### WHAT NEEDS TO BE DONE
Reproduce the following reference page on OpenMP threading for oneMKL FFT computation word for word, from its first line to its last.

### PASSAGE TO READ
========

Developer Reference for Intel® oneAPI Math Kernel Library for C

ID 766684
Date 3/22/2024
Public

A newer version of this document is available. Customers should click here to go to the newest version.

Document Table of Contents

Examples of Using OpenMP* Threading for FFT Computation

The following sample program shows how to employ internal OpenMP* threading in Intel® oneAPI Math Kernel Library (oneMKL) for FFT computation.

To specify the number of threads inside Intel® oneAPI Math Kernel Library (oneMKL), use the following settings:

set MKL_NUM_THREADS = 1 for one-threaded mode;

set MKL_NUM_THREADS = 4 for multi-threaded mode.

Using oneMKL Internal Threading Mode (C Example)

 
/* C99 example */
#include "mkl_dfti.h"

float data[200][100];
DFTI_DESCRIPTOR_HANDLE fft = NULL;
MKL_LONG dim_sizes[2] = {200, 100};

/* ...put values into data[i][j] 0<=i<=199, 0<=j<=99 */

DftiCreateDescriptor(&fft, DFTI_SINGLE, DFTI_REAL, 2, dim_sizes);
DftiCommitDescriptor(fft);
DftiComputeForward(fft, data);
DftiFreeDescriptor(&fft);
 

The following Example “Using Parallel Mode with Multiple Descriptors Initialized in a Parallel Region” and Example “Using Parallel Mode with Multiple Descriptors Initialized in One Thread” illustrate a parallel customer program with each descriptor instance used only in a single thread.

========

### RAW RECORDS
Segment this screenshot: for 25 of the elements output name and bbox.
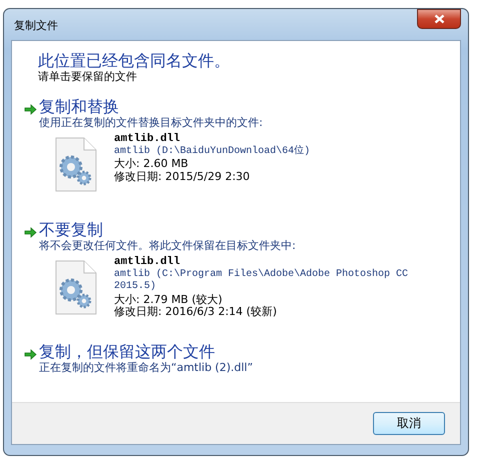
option-link[interactable]: 不要复制 — [39, 221, 103, 239]
close-icon — [434, 14, 444, 24]
file-gear-icon — [54, 137, 98, 193]
file-name: amtlib.dll — [114, 133, 182, 146]
dialog-heading: 此位置已经包含同名文件。 — [38, 51, 231, 70]
arrow-icon — [24, 227, 37, 238]
option-link[interactable]: 复制，但保留这两个文件 — [39, 342, 215, 360]
file-location: amtlib (D:\BaiduYunDownload\64位) — [114, 146, 312, 158]
cancel-button[interactable]: 取消 — [373, 412, 445, 435]
arrow-icon — [24, 104, 37, 115]
option-link[interactable]: 复制和替换 — [39, 98, 119, 116]
file-modified: 修改日期: 2016/6/3 2:14 (较新) — [114, 306, 278, 318]
file-location: amtlib (C:\Program Files\Adobe\Adobe Photoshop CC 2015.5) — [114, 268, 410, 294]
file-name: amtlib.dll — [114, 256, 182, 268]
file-modified: 修改日期: 2015/5/29 2:30 — [114, 170, 251, 183]
file-gear-icon — [54, 260, 98, 316]
instruction-text: 请单击要保留的文件 — [38, 70, 138, 84]
file-size: 大小: 2.60 MB — [114, 158, 190, 170]
arrow-icon — [24, 348, 37, 360]
option-description: 将不会更改任何文件。将此文件保留在目标文件夹中: — [39, 239, 297, 252]
close-button[interactable] — [417, 9, 461, 29]
window-title: 复制文件 — [13, 18, 58, 33]
option-description: 正在复制的文件将重命名为“amtlib (2).dll” — [39, 360, 254, 374]
option-description: 使用正在复制的文件替换目标文件夹中的文件: — [39, 116, 264, 129]
file-size: 大小: 2.79 MB (较大) — [114, 294, 224, 306]
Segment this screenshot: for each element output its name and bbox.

========

### RESPONSE BELOW
Developer Reference for Intel® oneAPI Math Kernel Library for C

ID 766684
Date 3/22/2024
Public

A newer version of this document is available. Customers should click here to go to the newest version.

Document Table of Contents

Examples of Using OpenMP* Threading for FFT Computation

The following sample program shows how to employ internal OpenMP* threading in Intel® oneAPI Math Kernel Library (oneMKL) for FFT computation.

To specify the number of threads inside Intel® oneAPI Math Kernel Library (oneMKL), use the following settings:

set MKL_NUM_THREADS = 1 for one-threaded mode;

set MKL_NUM_THREADS = 4 for multi-threaded mode.

Using oneMKL Internal Threading Mode (C Example)

 
/* C99 example */
#include "mkl_dfti.h"

float data[200][100];
DFTI_DESCRIPTOR_HANDLE fft = NULL;
MKL_LONG dim_sizes[2] = {200, 100};

/* ...put values into data[i][j] 0<=i<=199, 0<=j<=99 */

DftiCreateDescriptor(&fft, DFTI_SINGLE, DFTI_REAL, 2, dim_sizes);
DftiCommitDescriptor(fft);
DftiComputeForward(fft, data);
DftiFreeDescriptor(&fft);
 

The following Example “Using Parallel Mode with Multiple Descriptors Initialized in a Parallel Region” and Example “Using Parallel Mode with Multiple Descriptors Initialized in One Thread” illustrate a parallel customer program with each descriptor instance used only in a single thread.